Exercise goal:
Restate the data below word for word. Skip any images it contains.
***** Data extract *****
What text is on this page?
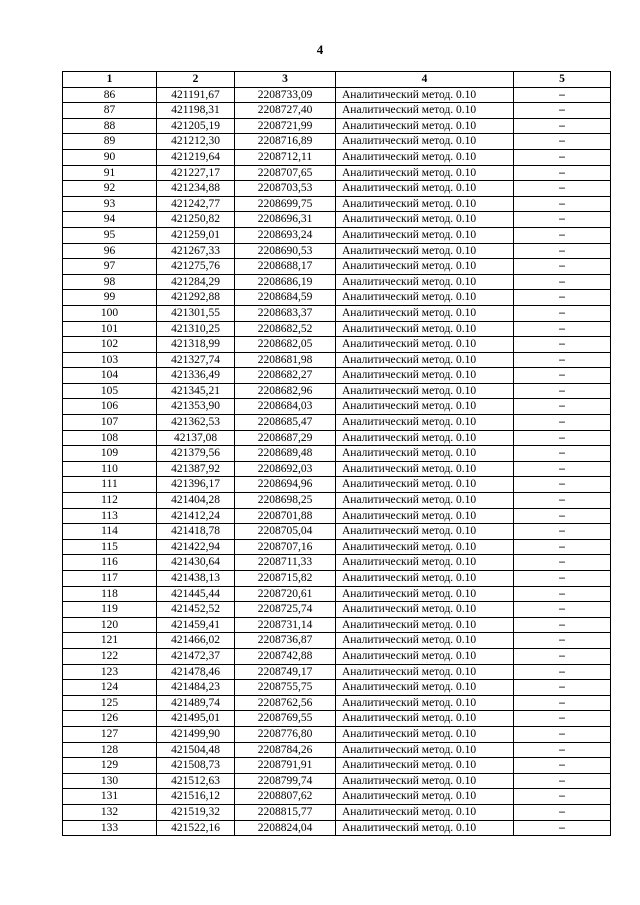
4
1	2	3	4	5
86	421191,67	2208733,09	Аналитический метод. 0.10	–
87	421198,31	2208727,40	Аналитический метод. 0.10	–
88	421205,19	2208721,99	Аналитический метод. 0.10	–
89	421212,30	2208716,89	Аналитический метод. 0.10	–
90	421219,64	2208712,11	Аналитический метод. 0.10	–
91	421227,17	2208707,65	Аналитический метод. 0.10	–
92	421234,88	2208703,53	Аналитический метод. 0.10	–
93	421242,77	2208699,75	Аналитический метод. 0.10	–
94	421250,82	2208696,31	Аналитический метод. 0.10	–
95	421259,01	2208693,24	Аналитический метод. 0.10	–
96	421267,33	2208690,53	Аналитический метод. 0.10	–
97	421275,76	2208688,17	Аналитический метод. 0.10	–
98	421284,29	2208686,19	Аналитический метод. 0.10	–
99	421292,88	2208684,59	Аналитический метод. 0.10	–
100	421301,55	2208683,37	Аналитический метод. 0.10	–
101	421310,25	2208682,52	Аналитический метод. 0.10	–
102	421318,99	2208682,05	Аналитический метод. 0.10	–
103	421327,74	2208681,98	Аналитический метод. 0.10	–
104	421336,49	2208682,27	Аналитический метод. 0.10	–
105	421345,21	2208682,96	Аналитический метод. 0.10	–
106	421353,90	2208684,03	Аналитический метод. 0.10	–
107	421362,53	2208685,47	Аналитический метод. 0.10	–
108	42137,08	2208687,29	Аналитический метод. 0.10	–
109	421379,56	2208689,48	Аналитический метод. 0.10	–
110	421387,92	2208692,03	Аналитический метод. 0.10	–
111	421396,17	2208694,96	Аналитический метод. 0.10	–
112	421404,28	2208698,25	Аналитический метод. 0.10	–
113	421412,24	2208701,88	Аналитический метод. 0.10	–
114	421418,78	2208705,04	Аналитический метод. 0.10	–
115	421422,94	2208707,16	Аналитический метод. 0.10	–
116	421430,64	2208711,33	Аналитический метод. 0.10	–
117	421438,13	2208715,82	Аналитический метод. 0.10	–
118	421445,44	2208720,61	Аналитический метод. 0.10	–
119	421452,52	2208725,74	Аналитический метод. 0.10	–
120	421459,41	2208731,14	Аналитический метод. 0.10	–
121	421466,02	2208736,87	Аналитический метод. 0.10	–
122	421472,37	2208742,88	Аналитический метод. 0.10	–
123	421478,46	2208749,17	Аналитический метод. 0.10	–
124	421484,23	2208755,75	Аналитический метод. 0.10	–
125	421489,74	2208762,56	Аналитический метод. 0.10	–
126	421495,01	2208769,55	Аналитический метод. 0.10	–
127	421499,90	2208776,80	Аналитический метод. 0.10	–
128	421504,48	2208784,26	Аналитический метод. 0.10	–
129	421508,73	2208791,91	Аналитический метод. 0.10	–
130	421512,63	2208799,74	Аналитический метод. 0.10	–
131	421516,12	2208807,62	Аналитический метод. 0.10	–
132	421519,32	2208815,77	Аналитический метод. 0.10	–
133	421522,16	2208824,04	Аналитический метод. 0.10	–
*****
Solution:
What text is on this page?
4
1	2	3	4	5
86	421191,67	2208733,09	Аналитический метод. 0.10	–
87	421198,31	2208727,40	Аналитический метод. 0.10	–
88	421205,19	2208721,99	Аналитический метод. 0.10	–
89	421212,30	2208716,89	Аналитический метод. 0.10	–
90	421219,64	2208712,11	Аналитический метод. 0.10	–
91	421227,17	2208707,65	Аналитический метод. 0.10	–
92	421234,88	2208703,53	Аналитический метод. 0.10	–
93	421242,77	2208699,75	Аналитический метод. 0.10	–
94	421250,82	2208696,31	Аналитический метод. 0.10	–
95	421259,01	2208693,24	Аналитический метод. 0.10	–
96	421267,33	2208690,53	Аналитический метод. 0.10	–
97	421275,76	2208688,17	Аналитический метод. 0.10	–
98	421284,29	2208686,19	Аналитический метод. 0.10	–
99	421292,88	2208684,59	Аналитический метод. 0.10	–
100	421301,55	2208683,37	Аналитический метод. 0.10	–
101	421310,25	2208682,52	Аналитический метод. 0.10	–
102	421318,99	2208682,05	Аналитический метод. 0.10	–
103	421327,74	2208681,98	Аналитический метод. 0.10	–
104	421336,49	2208682,27	Аналитический метод. 0.10	–
105	421345,21	2208682,96	Аналитический метод. 0.10	–
106	421353,90	2208684,03	Аналитический метод. 0.10	–
107	421362,53	2208685,47	Аналитический метод. 0.10	–
108	42137,08	2208687,29	Аналитический метод. 0.10	–
109	421379,56	2208689,48	Аналитический метод. 0.10	–
110	421387,92	2208692,03	Аналитический метод. 0.10	–
111	421396,17	2208694,96	Аналитический метод. 0.10	–
112	421404,28	2208698,25	Аналитический метод. 0.10	–
113	421412,24	2208701,88	Аналитический метод. 0.10	–
114	421418,78	2208705,04	Аналитический метод. 0.10	–
115	421422,94	2208707,16	Аналитический метод. 0.10	–
116	421430,64	2208711,33	Аналитический метод. 0.10	–
117	421438,13	2208715,82	Аналитический метод. 0.10	–
118	421445,44	2208720,61	Аналитический метод. 0.10	–
119	421452,52	2208725,74	Аналитический метод. 0.10	–
120	421459,41	2208731,14	Аналитический метод. 0.10	–
121	421466,02	2208736,87	Аналитический метод. 0.10	–
122	421472,37	2208742,88	Аналитический метод. 0.10	–
123	421478,46	2208749,17	Аналитический метод. 0.10	–
124	421484,23	2208755,75	Аналитический метод. 0.10	–
125	421489,74	2208762,56	Аналитический метод. 0.10	–
126	421495,01	2208769,55	Аналитический метод. 0.10	–
127	421499,90	2208776,80	Аналитический метод. 0.10	–
128	421504,48	2208784,26	Аналитический метод. 0.10	–
129	421508,73	2208791,91	Аналитический метод. 0.10	–
130	421512,63	2208799,74	Аналитический метод. 0.10	–
131	421516,12	2208807,62	Аналитический метод. 0.10	–
132	421519,32	2208815,77	Аналитический метод. 0.10	–
133	421522,16	2208824,04	Аналитический метод. 0.10	–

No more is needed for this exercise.